### The request
Lift out all lines below that contain "perfect".

Dataset records:
»»

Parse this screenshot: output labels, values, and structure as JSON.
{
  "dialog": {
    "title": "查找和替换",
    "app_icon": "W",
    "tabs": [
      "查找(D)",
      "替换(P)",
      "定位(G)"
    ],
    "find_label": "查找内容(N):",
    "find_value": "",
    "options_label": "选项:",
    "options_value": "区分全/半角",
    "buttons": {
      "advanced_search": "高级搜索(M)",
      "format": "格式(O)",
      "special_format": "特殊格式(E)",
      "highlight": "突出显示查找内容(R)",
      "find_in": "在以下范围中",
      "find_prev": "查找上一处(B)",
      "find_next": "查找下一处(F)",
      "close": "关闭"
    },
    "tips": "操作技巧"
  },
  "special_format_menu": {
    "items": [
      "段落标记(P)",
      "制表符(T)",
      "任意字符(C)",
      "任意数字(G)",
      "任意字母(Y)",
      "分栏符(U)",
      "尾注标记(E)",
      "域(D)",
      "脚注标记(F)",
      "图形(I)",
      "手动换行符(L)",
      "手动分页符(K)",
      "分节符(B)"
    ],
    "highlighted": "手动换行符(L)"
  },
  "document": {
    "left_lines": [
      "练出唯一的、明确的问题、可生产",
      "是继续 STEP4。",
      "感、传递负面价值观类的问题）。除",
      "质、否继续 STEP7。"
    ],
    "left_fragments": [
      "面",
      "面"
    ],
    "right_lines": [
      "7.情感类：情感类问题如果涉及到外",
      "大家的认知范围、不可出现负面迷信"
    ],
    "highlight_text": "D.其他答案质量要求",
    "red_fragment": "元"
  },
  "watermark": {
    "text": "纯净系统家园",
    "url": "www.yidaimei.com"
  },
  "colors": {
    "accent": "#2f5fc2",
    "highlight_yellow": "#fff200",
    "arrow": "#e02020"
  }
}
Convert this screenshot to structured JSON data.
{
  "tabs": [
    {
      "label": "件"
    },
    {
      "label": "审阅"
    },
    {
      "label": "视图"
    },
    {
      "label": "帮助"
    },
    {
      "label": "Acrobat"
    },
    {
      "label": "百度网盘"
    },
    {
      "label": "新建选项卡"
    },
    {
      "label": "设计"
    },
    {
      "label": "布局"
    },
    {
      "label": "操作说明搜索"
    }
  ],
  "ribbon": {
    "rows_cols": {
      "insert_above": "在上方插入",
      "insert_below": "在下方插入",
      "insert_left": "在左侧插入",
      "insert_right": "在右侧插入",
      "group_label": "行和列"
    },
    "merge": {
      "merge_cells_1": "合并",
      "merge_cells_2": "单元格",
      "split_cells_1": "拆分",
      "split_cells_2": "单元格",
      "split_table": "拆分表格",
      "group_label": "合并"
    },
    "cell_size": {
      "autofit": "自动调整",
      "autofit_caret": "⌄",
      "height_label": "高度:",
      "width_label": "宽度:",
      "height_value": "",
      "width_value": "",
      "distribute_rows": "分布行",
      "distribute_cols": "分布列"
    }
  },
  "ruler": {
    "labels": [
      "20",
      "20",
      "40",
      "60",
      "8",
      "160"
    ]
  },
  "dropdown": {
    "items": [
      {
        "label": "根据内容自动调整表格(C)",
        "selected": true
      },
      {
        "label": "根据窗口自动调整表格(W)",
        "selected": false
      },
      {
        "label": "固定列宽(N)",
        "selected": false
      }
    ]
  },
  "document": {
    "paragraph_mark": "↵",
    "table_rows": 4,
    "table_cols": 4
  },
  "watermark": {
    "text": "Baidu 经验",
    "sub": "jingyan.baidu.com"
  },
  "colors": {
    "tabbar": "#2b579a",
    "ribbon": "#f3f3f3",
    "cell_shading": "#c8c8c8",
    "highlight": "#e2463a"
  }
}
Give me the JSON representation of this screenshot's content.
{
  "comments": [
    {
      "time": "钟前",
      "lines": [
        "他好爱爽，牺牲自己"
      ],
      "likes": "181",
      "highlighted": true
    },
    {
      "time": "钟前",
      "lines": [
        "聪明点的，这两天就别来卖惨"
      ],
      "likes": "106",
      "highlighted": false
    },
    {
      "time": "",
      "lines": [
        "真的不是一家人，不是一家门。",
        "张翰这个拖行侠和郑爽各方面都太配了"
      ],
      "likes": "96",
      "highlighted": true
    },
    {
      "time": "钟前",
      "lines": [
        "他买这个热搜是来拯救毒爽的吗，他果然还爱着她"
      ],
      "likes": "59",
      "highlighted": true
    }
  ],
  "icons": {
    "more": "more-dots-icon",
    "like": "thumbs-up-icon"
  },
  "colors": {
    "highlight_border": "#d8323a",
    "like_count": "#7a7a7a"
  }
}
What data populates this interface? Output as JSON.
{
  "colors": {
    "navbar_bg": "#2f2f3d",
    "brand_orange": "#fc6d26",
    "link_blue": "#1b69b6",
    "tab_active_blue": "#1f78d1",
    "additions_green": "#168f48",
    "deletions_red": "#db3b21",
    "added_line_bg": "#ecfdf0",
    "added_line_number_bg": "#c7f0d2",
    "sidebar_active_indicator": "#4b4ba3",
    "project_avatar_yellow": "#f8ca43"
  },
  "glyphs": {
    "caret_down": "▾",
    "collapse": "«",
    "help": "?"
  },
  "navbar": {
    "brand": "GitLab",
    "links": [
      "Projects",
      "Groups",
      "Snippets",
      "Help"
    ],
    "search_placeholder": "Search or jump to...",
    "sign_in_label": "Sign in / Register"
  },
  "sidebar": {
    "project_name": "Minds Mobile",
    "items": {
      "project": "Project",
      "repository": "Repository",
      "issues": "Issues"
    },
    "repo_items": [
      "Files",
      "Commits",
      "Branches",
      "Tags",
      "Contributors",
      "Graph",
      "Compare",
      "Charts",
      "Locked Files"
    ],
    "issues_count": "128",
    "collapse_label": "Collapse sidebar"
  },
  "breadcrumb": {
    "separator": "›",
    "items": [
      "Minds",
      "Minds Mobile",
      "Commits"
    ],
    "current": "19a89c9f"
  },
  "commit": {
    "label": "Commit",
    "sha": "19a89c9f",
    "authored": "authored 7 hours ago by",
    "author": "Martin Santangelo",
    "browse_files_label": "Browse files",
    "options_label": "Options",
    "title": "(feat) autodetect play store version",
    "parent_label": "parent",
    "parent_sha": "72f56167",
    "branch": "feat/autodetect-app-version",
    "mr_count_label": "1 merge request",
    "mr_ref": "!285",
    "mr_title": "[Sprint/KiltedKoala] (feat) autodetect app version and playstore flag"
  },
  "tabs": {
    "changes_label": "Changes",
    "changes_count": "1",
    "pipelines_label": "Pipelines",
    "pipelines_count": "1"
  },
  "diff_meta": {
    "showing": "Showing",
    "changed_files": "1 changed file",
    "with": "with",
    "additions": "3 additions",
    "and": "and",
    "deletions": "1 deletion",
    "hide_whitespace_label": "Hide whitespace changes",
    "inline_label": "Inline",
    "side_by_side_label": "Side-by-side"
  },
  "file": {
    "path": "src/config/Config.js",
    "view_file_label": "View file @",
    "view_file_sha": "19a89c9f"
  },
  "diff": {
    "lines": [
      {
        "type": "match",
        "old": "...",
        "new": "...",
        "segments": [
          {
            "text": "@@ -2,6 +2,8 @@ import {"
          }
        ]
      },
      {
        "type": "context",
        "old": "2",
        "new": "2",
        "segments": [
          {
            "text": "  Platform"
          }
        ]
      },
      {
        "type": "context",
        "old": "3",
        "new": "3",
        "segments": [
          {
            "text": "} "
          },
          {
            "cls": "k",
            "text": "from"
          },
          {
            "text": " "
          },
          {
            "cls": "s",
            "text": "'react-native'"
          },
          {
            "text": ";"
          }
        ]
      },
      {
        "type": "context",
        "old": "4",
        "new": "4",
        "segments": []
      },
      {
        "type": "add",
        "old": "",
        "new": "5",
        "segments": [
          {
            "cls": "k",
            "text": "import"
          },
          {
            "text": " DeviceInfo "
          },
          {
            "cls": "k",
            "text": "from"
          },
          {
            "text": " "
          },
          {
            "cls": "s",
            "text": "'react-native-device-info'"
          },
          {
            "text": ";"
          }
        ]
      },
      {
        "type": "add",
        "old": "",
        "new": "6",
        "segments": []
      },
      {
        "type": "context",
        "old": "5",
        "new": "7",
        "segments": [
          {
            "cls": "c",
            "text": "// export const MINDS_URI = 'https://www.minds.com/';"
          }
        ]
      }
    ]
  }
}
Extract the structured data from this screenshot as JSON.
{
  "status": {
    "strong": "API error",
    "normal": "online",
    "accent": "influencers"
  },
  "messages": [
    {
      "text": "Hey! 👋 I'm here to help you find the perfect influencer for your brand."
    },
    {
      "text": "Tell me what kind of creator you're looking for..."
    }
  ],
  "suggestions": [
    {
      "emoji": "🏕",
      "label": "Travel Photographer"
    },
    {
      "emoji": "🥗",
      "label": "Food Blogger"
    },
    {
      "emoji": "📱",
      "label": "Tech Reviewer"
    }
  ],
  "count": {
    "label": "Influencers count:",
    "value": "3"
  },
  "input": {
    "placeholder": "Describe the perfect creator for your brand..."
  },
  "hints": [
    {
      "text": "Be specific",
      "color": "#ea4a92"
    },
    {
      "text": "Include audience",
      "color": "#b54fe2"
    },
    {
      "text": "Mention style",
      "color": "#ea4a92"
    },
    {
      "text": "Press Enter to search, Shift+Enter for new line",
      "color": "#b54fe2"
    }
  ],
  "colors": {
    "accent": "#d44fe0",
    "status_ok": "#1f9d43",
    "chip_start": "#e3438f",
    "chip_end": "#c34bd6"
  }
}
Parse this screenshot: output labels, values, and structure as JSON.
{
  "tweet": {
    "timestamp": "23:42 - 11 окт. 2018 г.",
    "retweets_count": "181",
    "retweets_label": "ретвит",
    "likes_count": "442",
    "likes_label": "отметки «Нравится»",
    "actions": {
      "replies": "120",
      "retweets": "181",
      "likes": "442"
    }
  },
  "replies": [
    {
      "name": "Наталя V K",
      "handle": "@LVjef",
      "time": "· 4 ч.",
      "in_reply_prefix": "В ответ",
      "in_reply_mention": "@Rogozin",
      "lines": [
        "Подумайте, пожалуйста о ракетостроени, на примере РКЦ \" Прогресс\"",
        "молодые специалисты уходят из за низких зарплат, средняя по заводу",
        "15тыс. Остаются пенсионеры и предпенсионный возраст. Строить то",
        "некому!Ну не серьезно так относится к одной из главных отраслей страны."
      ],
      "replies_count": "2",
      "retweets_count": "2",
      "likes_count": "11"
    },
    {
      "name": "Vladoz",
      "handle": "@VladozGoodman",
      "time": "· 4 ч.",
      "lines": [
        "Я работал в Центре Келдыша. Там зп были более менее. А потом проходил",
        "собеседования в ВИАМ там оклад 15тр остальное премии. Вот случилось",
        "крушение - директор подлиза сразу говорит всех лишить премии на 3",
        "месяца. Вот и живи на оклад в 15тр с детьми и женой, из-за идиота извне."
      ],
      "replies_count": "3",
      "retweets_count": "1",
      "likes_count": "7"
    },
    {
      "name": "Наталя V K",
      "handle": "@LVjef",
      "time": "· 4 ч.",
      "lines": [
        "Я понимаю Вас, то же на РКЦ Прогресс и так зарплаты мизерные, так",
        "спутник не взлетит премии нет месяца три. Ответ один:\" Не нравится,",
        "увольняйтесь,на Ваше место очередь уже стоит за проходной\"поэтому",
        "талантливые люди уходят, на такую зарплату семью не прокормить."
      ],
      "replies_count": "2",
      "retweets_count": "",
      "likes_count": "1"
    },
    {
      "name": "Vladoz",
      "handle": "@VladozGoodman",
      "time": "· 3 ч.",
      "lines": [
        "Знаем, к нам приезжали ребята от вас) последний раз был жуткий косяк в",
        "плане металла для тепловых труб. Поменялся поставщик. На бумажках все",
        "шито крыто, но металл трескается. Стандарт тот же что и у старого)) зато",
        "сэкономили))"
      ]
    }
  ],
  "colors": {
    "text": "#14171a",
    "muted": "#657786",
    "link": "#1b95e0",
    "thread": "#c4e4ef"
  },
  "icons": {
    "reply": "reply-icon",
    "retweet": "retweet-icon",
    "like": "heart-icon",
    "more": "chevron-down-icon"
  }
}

««

### The answer
      "text": "Hey! 👋 I'm here to help you find the perfect influencer for your brand."
    "placeholder": "Describe the perfect creator for your brand..."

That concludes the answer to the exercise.